[start Records for this task]
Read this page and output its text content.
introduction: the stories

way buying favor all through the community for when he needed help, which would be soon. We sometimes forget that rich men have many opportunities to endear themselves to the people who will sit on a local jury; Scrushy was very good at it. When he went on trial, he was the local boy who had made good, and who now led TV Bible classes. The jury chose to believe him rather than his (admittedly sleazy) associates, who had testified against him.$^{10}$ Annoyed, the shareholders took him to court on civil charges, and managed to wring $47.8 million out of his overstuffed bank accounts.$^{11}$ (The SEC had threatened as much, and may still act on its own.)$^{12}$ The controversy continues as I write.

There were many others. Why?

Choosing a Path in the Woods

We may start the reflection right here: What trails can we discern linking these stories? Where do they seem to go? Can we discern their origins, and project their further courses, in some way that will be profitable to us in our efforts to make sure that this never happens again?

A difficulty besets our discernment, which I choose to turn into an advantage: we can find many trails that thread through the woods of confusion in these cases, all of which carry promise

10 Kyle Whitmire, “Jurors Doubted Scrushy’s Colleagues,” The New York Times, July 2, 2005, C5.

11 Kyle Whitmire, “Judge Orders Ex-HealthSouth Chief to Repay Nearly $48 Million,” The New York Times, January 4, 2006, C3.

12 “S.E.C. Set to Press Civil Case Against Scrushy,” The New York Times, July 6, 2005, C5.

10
[end Records for this task]
The task: From the entries above, extract every line where the word "which" appears.

Final result:
way buying favor all through the community for when he needed help, which would be soon. We sometimes forget that rich men have many opportunities to endear themselves to the people who will sit on a local jury; Scrushy was very good at it. When he went on trial, he was the local boy who had made good, and who now led TV Bible classes. The jury chose to believe him rather than his (admittedly sleazy) associates, who had testified against him.$^{10}$ Annoyed, the shareholders took him to court on civil charges, and managed to wring $47.8 million out of his overstuffed bank accounts.$^{11}$ (The SEC had threatened as much, and may still act on its own.)$^{12}$ The controversy continues as I write.
A difficulty besets our discernment, which I choose to turn into an advantage: we can find many trails that thread through the woods of confusion in these cases, all of which carry promise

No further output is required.